--- BEGIN Provided records ---

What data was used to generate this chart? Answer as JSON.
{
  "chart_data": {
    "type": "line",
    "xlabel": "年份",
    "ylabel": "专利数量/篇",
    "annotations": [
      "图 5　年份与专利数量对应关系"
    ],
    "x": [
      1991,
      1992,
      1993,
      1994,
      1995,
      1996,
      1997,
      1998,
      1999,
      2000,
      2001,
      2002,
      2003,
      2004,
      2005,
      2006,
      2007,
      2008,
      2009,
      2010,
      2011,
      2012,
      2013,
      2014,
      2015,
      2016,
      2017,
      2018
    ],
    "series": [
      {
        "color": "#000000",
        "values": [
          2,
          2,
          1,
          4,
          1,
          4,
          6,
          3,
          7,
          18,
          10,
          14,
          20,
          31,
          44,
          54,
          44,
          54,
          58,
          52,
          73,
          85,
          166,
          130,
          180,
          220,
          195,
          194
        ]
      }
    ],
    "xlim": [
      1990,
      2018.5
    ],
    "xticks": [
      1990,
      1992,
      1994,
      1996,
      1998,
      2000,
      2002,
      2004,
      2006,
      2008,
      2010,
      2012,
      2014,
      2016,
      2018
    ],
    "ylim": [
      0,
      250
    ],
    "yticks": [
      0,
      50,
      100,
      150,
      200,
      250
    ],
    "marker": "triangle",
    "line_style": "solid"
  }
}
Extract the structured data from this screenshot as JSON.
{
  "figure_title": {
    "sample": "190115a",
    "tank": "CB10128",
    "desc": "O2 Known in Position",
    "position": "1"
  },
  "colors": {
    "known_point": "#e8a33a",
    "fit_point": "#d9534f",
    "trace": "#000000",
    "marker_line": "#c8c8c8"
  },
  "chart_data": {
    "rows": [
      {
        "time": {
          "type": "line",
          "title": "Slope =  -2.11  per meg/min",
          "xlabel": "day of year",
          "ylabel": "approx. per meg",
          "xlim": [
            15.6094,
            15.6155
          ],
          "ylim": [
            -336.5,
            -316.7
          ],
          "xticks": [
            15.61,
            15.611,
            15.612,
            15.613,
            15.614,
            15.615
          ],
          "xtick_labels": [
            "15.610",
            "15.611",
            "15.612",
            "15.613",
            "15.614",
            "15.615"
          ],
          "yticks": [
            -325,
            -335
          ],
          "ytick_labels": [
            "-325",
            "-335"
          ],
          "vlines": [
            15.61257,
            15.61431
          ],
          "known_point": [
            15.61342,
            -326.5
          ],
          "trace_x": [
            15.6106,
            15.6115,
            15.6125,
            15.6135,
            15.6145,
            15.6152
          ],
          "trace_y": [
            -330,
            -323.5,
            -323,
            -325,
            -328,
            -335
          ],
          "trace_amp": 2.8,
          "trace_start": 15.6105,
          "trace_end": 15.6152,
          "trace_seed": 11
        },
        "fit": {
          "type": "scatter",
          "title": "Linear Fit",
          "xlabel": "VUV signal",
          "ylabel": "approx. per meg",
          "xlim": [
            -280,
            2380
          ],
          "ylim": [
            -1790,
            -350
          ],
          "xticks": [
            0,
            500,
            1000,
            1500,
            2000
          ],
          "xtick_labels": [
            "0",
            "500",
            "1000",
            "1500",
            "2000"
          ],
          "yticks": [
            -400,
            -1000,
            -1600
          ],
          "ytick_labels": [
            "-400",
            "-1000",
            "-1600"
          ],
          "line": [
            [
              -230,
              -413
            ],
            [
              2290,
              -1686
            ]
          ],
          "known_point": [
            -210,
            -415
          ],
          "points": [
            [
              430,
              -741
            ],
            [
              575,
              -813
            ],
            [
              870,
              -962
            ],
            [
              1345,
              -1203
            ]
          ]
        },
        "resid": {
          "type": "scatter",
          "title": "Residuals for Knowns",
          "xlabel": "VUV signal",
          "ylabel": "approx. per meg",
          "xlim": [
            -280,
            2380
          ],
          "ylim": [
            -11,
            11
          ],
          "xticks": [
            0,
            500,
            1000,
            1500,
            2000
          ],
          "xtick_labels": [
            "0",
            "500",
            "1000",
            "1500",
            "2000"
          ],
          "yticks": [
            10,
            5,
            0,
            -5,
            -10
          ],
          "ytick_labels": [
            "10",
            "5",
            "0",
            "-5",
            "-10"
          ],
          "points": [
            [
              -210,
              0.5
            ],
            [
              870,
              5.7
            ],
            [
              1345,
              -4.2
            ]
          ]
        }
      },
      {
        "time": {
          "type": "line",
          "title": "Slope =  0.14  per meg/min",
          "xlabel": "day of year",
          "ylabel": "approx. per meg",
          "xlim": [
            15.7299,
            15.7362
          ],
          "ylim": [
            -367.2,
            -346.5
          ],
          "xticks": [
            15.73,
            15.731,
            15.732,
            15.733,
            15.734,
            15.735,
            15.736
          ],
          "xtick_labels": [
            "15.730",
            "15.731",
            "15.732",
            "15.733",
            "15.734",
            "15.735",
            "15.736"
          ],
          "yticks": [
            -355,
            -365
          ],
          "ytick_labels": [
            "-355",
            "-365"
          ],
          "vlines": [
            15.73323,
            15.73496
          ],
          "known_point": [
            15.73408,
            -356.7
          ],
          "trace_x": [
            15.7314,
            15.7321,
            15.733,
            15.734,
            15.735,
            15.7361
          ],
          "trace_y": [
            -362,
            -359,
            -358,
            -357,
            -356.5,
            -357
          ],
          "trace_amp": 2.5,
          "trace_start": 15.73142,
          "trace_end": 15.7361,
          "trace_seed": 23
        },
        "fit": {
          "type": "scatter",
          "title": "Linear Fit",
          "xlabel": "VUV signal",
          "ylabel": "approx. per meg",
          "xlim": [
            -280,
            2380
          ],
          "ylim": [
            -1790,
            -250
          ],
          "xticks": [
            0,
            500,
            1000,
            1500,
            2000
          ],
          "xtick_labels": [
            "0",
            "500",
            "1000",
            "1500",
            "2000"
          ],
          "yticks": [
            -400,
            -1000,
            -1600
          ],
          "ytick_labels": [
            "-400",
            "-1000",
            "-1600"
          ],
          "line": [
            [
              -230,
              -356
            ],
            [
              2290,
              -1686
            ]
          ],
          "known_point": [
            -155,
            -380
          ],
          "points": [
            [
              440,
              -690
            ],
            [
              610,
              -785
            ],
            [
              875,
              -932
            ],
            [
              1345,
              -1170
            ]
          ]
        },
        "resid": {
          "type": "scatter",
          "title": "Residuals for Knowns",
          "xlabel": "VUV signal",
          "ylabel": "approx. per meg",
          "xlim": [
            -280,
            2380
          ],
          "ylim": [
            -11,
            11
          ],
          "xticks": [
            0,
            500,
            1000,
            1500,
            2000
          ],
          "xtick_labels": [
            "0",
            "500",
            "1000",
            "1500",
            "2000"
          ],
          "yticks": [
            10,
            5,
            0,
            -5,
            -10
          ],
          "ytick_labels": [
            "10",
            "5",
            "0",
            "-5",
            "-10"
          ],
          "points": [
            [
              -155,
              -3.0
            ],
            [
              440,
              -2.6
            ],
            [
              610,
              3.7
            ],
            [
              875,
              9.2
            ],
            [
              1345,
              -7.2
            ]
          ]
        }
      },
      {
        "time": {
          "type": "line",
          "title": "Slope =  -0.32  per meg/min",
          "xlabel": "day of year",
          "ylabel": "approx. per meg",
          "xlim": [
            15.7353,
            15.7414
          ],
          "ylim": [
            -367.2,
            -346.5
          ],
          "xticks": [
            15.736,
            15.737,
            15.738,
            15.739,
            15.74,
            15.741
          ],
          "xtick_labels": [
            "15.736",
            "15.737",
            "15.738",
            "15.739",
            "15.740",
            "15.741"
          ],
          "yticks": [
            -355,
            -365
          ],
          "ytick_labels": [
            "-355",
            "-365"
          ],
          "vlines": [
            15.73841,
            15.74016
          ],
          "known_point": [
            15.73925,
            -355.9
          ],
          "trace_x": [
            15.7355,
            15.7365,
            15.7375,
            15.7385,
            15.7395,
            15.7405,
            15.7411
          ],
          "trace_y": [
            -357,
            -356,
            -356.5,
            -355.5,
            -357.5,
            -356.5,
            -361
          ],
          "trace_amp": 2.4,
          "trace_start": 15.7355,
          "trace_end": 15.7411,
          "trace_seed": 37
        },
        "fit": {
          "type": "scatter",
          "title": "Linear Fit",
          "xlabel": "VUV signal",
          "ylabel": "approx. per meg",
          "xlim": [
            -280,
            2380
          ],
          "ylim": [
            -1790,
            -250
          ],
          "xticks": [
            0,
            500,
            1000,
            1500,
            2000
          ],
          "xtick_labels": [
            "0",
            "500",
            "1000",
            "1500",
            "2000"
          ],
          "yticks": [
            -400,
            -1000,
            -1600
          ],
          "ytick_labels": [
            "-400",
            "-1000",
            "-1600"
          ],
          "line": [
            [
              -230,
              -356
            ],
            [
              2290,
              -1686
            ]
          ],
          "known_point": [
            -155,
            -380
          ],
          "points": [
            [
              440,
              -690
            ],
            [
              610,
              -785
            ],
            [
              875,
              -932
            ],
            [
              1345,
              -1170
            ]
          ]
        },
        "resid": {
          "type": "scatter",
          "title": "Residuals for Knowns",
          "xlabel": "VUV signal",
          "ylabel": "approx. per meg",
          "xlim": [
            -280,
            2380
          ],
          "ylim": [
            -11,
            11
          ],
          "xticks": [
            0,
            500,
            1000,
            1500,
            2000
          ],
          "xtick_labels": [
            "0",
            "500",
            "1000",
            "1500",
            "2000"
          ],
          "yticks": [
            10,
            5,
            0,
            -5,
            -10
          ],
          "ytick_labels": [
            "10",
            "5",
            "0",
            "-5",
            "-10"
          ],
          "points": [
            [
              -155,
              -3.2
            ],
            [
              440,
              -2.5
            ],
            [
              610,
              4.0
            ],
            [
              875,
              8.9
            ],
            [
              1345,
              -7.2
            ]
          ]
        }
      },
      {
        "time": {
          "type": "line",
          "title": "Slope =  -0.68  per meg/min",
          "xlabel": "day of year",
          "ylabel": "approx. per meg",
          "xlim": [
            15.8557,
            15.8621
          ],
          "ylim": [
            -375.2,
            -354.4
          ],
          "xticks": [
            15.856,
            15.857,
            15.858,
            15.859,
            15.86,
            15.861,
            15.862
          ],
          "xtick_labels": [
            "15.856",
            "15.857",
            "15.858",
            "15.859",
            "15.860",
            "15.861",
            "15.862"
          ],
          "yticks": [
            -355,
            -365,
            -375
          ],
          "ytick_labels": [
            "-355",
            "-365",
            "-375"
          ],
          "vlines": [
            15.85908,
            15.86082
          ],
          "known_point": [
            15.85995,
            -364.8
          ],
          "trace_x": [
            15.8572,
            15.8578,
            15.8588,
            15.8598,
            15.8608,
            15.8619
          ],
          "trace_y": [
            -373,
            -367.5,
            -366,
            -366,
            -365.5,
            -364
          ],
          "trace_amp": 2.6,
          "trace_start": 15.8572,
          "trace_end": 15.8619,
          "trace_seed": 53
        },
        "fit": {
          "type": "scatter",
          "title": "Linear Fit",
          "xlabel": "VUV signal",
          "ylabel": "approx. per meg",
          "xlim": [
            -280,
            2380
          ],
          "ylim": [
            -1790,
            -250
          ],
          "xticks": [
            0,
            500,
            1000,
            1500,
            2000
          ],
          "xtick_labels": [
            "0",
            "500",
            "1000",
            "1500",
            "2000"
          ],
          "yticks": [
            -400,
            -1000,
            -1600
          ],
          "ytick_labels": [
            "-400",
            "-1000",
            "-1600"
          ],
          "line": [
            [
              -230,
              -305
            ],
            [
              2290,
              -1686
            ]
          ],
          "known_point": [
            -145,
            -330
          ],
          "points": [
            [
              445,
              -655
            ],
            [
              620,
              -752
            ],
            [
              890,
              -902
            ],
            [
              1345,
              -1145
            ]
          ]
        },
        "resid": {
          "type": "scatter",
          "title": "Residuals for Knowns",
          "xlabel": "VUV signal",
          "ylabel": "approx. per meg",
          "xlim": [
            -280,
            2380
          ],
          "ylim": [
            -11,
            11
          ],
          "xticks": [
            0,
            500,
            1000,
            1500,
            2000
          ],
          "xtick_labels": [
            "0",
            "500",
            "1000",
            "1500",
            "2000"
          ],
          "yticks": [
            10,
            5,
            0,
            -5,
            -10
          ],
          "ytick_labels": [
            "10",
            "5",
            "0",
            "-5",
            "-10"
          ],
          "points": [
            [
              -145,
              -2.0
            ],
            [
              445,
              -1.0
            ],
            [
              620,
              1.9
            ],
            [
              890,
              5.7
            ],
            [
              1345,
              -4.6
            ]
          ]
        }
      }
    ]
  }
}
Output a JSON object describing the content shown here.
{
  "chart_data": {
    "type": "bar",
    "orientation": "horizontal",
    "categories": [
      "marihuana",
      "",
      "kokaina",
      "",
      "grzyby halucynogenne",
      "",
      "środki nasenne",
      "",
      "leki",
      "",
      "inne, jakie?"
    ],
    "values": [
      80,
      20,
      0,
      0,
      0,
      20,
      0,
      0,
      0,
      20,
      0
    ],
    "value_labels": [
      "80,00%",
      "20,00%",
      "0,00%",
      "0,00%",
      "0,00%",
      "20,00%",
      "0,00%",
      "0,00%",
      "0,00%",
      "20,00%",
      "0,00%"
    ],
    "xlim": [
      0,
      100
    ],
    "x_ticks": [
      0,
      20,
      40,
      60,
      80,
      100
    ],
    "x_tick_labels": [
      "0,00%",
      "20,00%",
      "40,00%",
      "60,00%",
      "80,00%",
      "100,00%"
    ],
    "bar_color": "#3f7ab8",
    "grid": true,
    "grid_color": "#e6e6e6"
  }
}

--- END Provided records ---

**Work to do:** Give back exactly the lines from the line containing "Output a JSON" to the end of the entries, and no other lines.

**Exercise response:**
Output a JSON object describing the content shown here.
{
  "chart_data": {
    "type": "bar",
    "orientation": "horizontal",
    "categories": [
      "marihuana",
      "",
      "kokaina",
      "",
      "grzyby halucynogenne",
      "",
      "środki nasenne",
      "",
      "leki",
      "",
      "inne, jakie?"
    ],
    "values": [
      80,
      20,
      0,
      0,
      0,
      20,
      0,
      0,
      0,
      20,
      0
    ],
    "value_labels": [
      "80,00%",
      "20,00%",
      "0,00%",
      "0,00%",
      "0,00%",
      "20,00%",
      "0,00%",
      "0,00%",
      "0,00%",
      "20,00%",
      "0,00%"
    ],
    "xlim": [
      0,
      100
    ],
    "x_ticks": [
      0,
      20,
      40,
      60,
      80,
      100
    ],
    "x_tick_labels": [
      "0,00%",
      "20,00%",
      "40,00%",
      "60,00%",
      "80,00%",
      "100,00%"
    ],
    "bar_color": "#3f7ab8",
    "grid": true,
    "grid_color": "#e6e6e6"
  }
}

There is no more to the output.